= Your goal =
Write out the lines in the records that begin with the line containing "throttling-select[interactable]: Online: [352, 33, 425, 47]" and end with the line containing "result-list-item[interactable]: 滥用职权刑事: [1208, 571, 1337, 596]", keeping each one unchanged and including both of those lines.

+---+

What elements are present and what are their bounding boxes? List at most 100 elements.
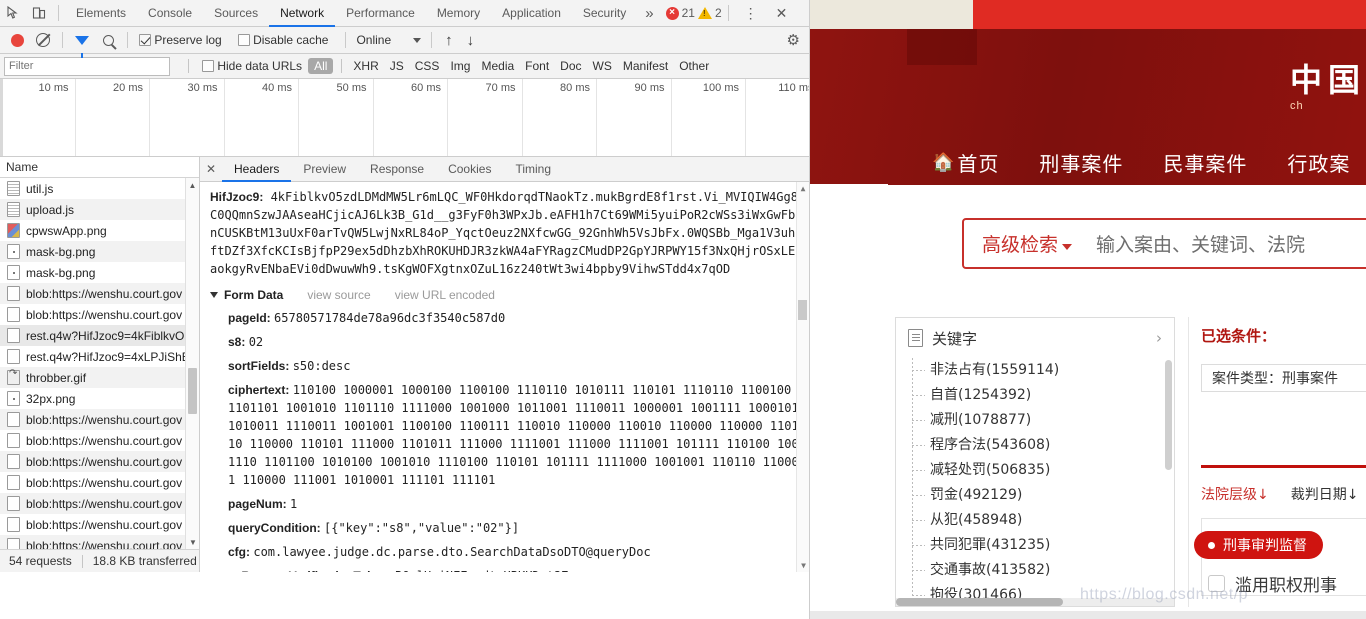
throttling-select[interactable]: Online: [352, 33, 425, 47]
scroll-up-icon[interactable]: ▲: [797, 182, 809, 195]
type-filter-ws[interactable]: WS: [588, 58, 617, 74]
close-details-icon[interactable]: ✕: [200, 162, 222, 176]
requests-scrollbar[interactable]: ▲ ▼: [185, 178, 199, 549]
timeline-left-handle[interactable]: [0, 79, 3, 156]
disable-cache-checkbox[interactable]: [237, 34, 250, 46]
hide-data-urls-toggle[interactable]: Hide data URLs: [202, 59, 302, 73]
hide-data-urls-checkbox[interactable]: [202, 60, 214, 72]
preserve-log-toggle[interactable]: Preserve log: [139, 33, 222, 47]
request-row[interactable]: blob:https://wenshu.court.gov: [0, 409, 199, 430]
preserve-log-checkbox[interactable]: [139, 34, 151, 46]
sort-judgment-date[interactable]: 裁判日期↓: [1291, 484, 1359, 504]
scroll-down-icon[interactable]: ▼: [797, 559, 809, 572]
disable-cache-toggle[interactable]: Disable cache: [237, 33, 328, 47]
type-filter-other[interactable]: Other: [674, 58, 714, 74]
headers-content[interactable]: HifJzoc9: 4kFiblkvO5zdLDMdMW5Lr6mLQC_WF0…: [200, 182, 809, 572]
tab-memory[interactable]: Memory: [426, 0, 491, 27]
request-row[interactable]: blob:https://wenshu.court.gov: [0, 514, 199, 535]
advanced-search-button[interactable]: 高级检索: [964, 230, 1073, 257]
export-har-icon[interactable]: ↓: [460, 33, 482, 48]
type-filter-doc[interactable]: Doc: [555, 58, 586, 74]
chevron-down-icon[interactable]: [210, 292, 218, 298]
result-checkbox[interactable]: [1208, 575, 1225, 592]
tab-console[interactable]: Console: [137, 0, 203, 27]
result-list-item[interactable]: 滥用职权刑事: [1208, 571, 1337, 596]
devtools-menu-icon[interactable]: ⋮: [735, 5, 767, 22]
tab-performance[interactable]: Performance: [335, 0, 426, 27]
keyword-item[interactable]: 共同犯罪(431235): [908, 533, 1174, 558]
type-filter-xhr[interactable]: XHR: [348, 58, 383, 74]
nav-item-administrative[interactable]: 行政案: [1287, 148, 1350, 177]
tab-security[interactable]: Security: [572, 0, 637, 27]
request-row[interactable]: blob:https://wenshu.court.gov: [0, 535, 199, 549]
request-row[interactable]: throbber.gif: [0, 367, 199, 388]
request-row[interactable]: util.js: [0, 178, 199, 199]
search-icon[interactable]: [95, 27, 121, 53]
form-data-section-header[interactable]: Form Data view source view URL encoded: [210, 288, 799, 302]
column-header-name[interactable]: Name: [0, 157, 199, 178]
request-row[interactable]: blob:https://wenshu.court.gov: [0, 451, 199, 472]
record-button[interactable]: [4, 27, 30, 53]
import-har-icon[interactable]: ↑: [438, 33, 460, 48]
type-filter-font[interactable]: Font: [520, 58, 554, 74]
active-tag-pill[interactable]: 刑事审判监督: [1194, 531, 1323, 559]
inspect-element-icon[interactable]: [0, 0, 26, 26]
search-input[interactable]: 输入案由、关键词、法院: [1096, 230, 1305, 257]
type-filter-css[interactable]: CSS: [410, 58, 445, 74]
filter-input[interactable]: [4, 56, 170, 76]
filter-icon[interactable]: [69, 27, 95, 58]
type-filter-media[interactable]: Media: [476, 58, 519, 74]
request-row[interactable]: blob:https://wenshu.court.gov: [0, 283, 199, 304]
page-horizontal-scrollbar[interactable]: [810, 611, 1366, 619]
sort-court-level[interactable]: 法院层级↓: [1201, 484, 1269, 504]
keyword-item[interactable]: 自首(1254392): [908, 383, 1174, 408]
tab-headers[interactable]: Headers: [222, 157, 291, 182]
tab-elements[interactable]: Elements: [65, 0, 137, 27]
nav-item-criminal[interactable]: 刑事案件: [1039, 148, 1123, 177]
chevron-right-icon[interactable]: ›: [1156, 329, 1162, 347]
type-filter-js[interactable]: JS: [385, 58, 409, 74]
nav-item-civil[interactable]: 民事案件: [1163, 148, 1247, 177]
device-toolbar-icon[interactable]: [26, 0, 52, 26]
tab-sources[interactable]: Sources: [203, 0, 269, 27]
tab-response[interactable]: Response: [358, 157, 436, 182]
request-row[interactable]: blob:https://wenshu.court.gov: [0, 430, 199, 451]
keyword-scrollbar-thumb[interactable]: [1165, 360, 1172, 470]
issue-counts[interactable]: × 21 2: [665, 6, 722, 20]
clear-icon[interactable]: [30, 27, 56, 53]
keyword-item[interactable]: 从犯(458948): [908, 508, 1174, 533]
close-icon[interactable]: ✕: [767, 5, 797, 22]
more-tabs-icon[interactable]: »: [637, 5, 661, 22]
request-row[interactable]: mask-bg.png: [0, 262, 199, 283]
type-filter-all[interactable]: All: [308, 58, 334, 74]
keyword-item[interactable]: 罚金(492129): [908, 483, 1174, 508]
request-row[interactable]: blob:https://wenshu.court.gov: [0, 493, 199, 514]
request-row[interactable]: upload.js: [0, 199, 199, 220]
keyword-item[interactable]: 减轻处罚(506835): [908, 458, 1174, 483]
view-source-link[interactable]: view source: [307, 288, 370, 302]
keyword-item[interactable]: 减刑(1078877): [908, 408, 1174, 433]
scroll-down-icon[interactable]: ▼: [186, 535, 199, 549]
details-scrollbar[interactable]: ▲ ▼: [796, 182, 809, 572]
view-url-encoded-link[interactable]: view URL encoded: [395, 288, 495, 302]
keyword-list[interactable]: 非法占有(1559114) 自首(1254392) 减刑(1078877) 程序合法(…: [896, 358, 1174, 606]
scroll-up-icon[interactable]: ▲: [186, 178, 199, 192]
request-row[interactable]: blob:https://wenshu.court.gov: [0, 304, 199, 325]
condition-chip[interactable]: 案件类型：刑事案件 ✕: [1201, 364, 1366, 392]
keyword-item[interactable]: 交通事故(413582): [908, 558, 1174, 583]
tab-cookies[interactable]: Cookies: [436, 157, 503, 182]
requests-list[interactable]: util.js upload.js cpwswApp.png mask-bg.png m…: [0, 178, 199, 549]
scrollbar-thumb[interactable]: [896, 598, 1063, 606]
request-row[interactable]: cpwswApp.png: [0, 220, 199, 241]
request-row[interactable]: rest.q4w?HifJzoc9=4kFiblkvO5: [0, 325, 199, 346]
tab-network[interactable]: Network: [269, 0, 335, 27]
type-filter-manifest[interactable]: Manifest: [618, 58, 673, 74]
tab-application[interactable]: Application: [491, 0, 572, 27]
tab-preview[interactable]: Preview: [291, 157, 358, 182]
network-timeline-overview[interactable]: 10 ms 20 ms 30 ms 40 ms 50 ms 60 ms 70 ms 80 ms…: [0, 79, 809, 157]
request-row[interactable]: blob:https://wenshu.court.gov: [0, 472, 199, 493]
scrollbar-thumb[interactable]: [188, 368, 197, 414]
gear-icon[interactable]: ⚙: [787, 31, 800, 49]
nav-item-home[interactable]: 🏠 首页: [932, 148, 999, 177]
search-bar[interactable]: 高级检索 输入案由、关键词、法院: [962, 218, 1366, 269]
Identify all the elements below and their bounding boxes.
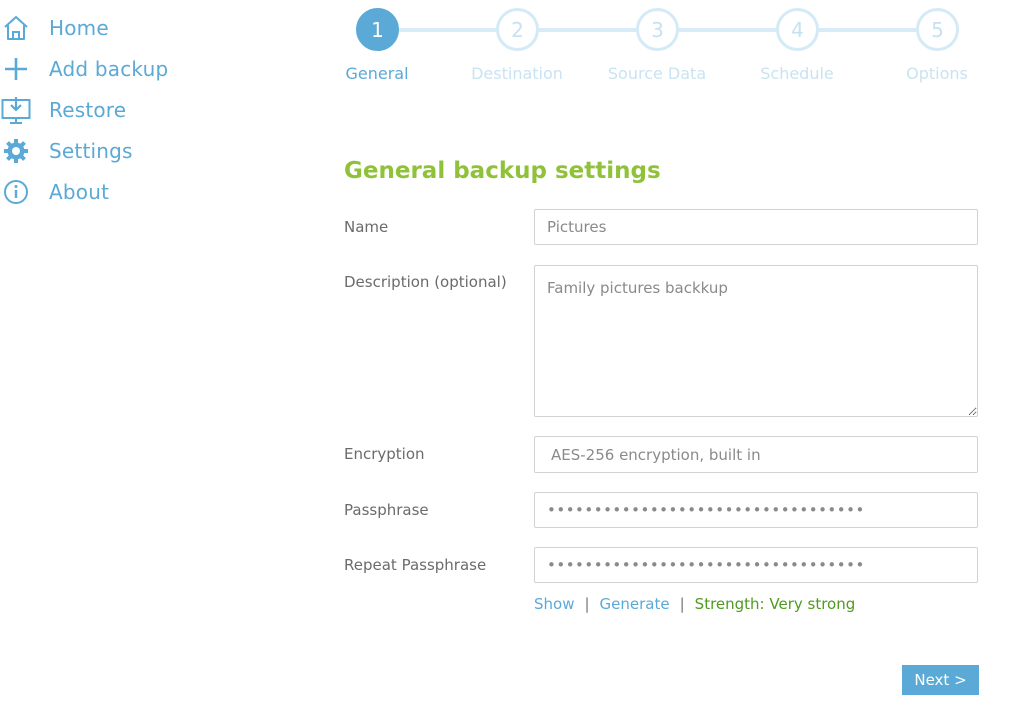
repeat-passphrase-label: Repeat Passphrase [344,556,487,574]
repeat-passphrase-input[interactable] [534,547,978,583]
separator: | [584,595,590,613]
passphrase-label: Passphrase [344,501,429,519]
encryption-label: Encryption [344,445,425,463]
sidebar-item-label: Add backup [49,57,169,81]
step-number: 3 [636,8,679,51]
name-input[interactable] [534,209,978,245]
page-title: General backup settings [344,158,661,184]
step-label: Destination [471,64,563,83]
step-source-data[interactable]: 3 Source Data [607,8,707,98]
strength-indicator: Strength: Very strong [694,595,856,613]
sidebar-item-settings[interactable]: Settings [0,133,220,169]
sidebar-item-add-backup[interactable]: Add backup [0,51,220,87]
sidebar-item-label: Settings [49,139,133,163]
sidebar-item-about[interactable]: About [0,174,220,210]
step-number: 5 [916,8,959,51]
description-label: Description (optional) [344,273,507,291]
separator: | [679,595,685,613]
passphrase-tools: Show | Generate | Strength: Very strong [534,595,855,613]
generate-passphrase-link[interactable]: Generate [600,595,670,613]
sidebar-item-home[interactable]: Home [0,10,220,46]
step-label: Source Data [607,64,707,83]
show-passphrase-link[interactable]: Show [534,595,574,613]
restore-icon [1,95,31,125]
name-label: Name [344,218,389,236]
encryption-selected-value: AES-256 encryption, built in [551,445,761,464]
step-number: 4 [776,8,819,51]
gear-icon [1,136,31,166]
step-label: General [345,64,409,83]
step-options[interactable]: 5 Options [887,8,987,98]
step-number: 1 [356,8,399,51]
sidebar-item-label: Home [49,16,109,40]
passphrase-input[interactable] [534,492,978,528]
step-label: Schedule [760,64,834,83]
info-icon [1,177,31,207]
step-number: 2 [496,8,539,51]
step-general[interactable]: 1 General [327,8,427,98]
wizard-stepper: 1 General 2 Destination 3 Source Data 4 … [330,0,1020,100]
plus-icon [1,54,31,84]
sidebar-item-label: About [49,180,110,204]
encryption-select[interactable]: AES-256 encryption, built in [534,436,978,473]
sidebar-item-label: Restore [49,98,127,122]
home-icon [1,13,31,43]
sidebar-item-restore[interactable]: Restore [0,92,220,128]
next-button[interactable]: Next > [902,665,979,695]
step-schedule[interactable]: 4 Schedule [747,8,847,98]
step-label: Options [906,64,968,83]
description-textarea[interactable]: Family pictures backkup [534,265,978,417]
step-destination[interactable]: 2 Destination [467,8,567,98]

+---+

= The answer =
throttling-select[interactable]: Online: [352, 33, 425, 47]
scroll-up-icon[interactable]: ▲: [797, 182, 809, 195]
type-filter-ws[interactable]: WS: [588, 58, 617, 74]
close-details-icon[interactable]: ✕: [200, 162, 222, 176]
requests-scrollbar[interactable]: ▲ ▼: [185, 178, 199, 549]
timeline-left-handle[interactable]: [0, 79, 3, 156]
disable-cache-checkbox[interactable]: [237, 34, 250, 46]
hide-data-urls-toggle[interactable]: Hide data URLs: [202, 59, 302, 73]
hide-data-urls-checkbox[interactable]: [202, 60, 214, 72]
preserve-log-toggle[interactable]: Preserve log: [139, 33, 222, 47]
request-row[interactable]: blob:https://wenshu.court.gov: [0, 409, 199, 430]
preserve-log-checkbox[interactable]: [139, 34, 151, 46]
sort-judgment-date[interactable]: 裁判日期↓: [1291, 484, 1359, 504]
scroll-down-icon[interactable]: ▼: [797, 559, 809, 572]
disable-cache-toggle[interactable]: Disable cache: [237, 33, 328, 47]
type-filter-other[interactable]: Other: [674, 58, 714, 74]
headers-content[interactable]: HifJzoc9: 4kFiblkvO5zdLDMdMW5Lr6mLQC_WF0…: [200, 182, 809, 572]
tab-memory[interactable]: Memory: [426, 0, 491, 27]
request-row[interactable]: blob:https://wenshu.court.gov: [0, 514, 199, 535]
advanced-search-button[interactable]: 高级检索: [964, 230, 1073, 257]
export-har-icon[interactable]: ↓: [460, 33, 482, 48]
type-filter-doc[interactable]: Doc: [555, 58, 586, 74]
chevron-down-icon[interactable]: [210, 292, 218, 298]
result-checkbox[interactable]: [1208, 575, 1225, 592]
tab-console[interactable]: Console: [137, 0, 203, 27]
result-list-item[interactable]: 滥用职权刑事: [1208, 571, 1337, 596]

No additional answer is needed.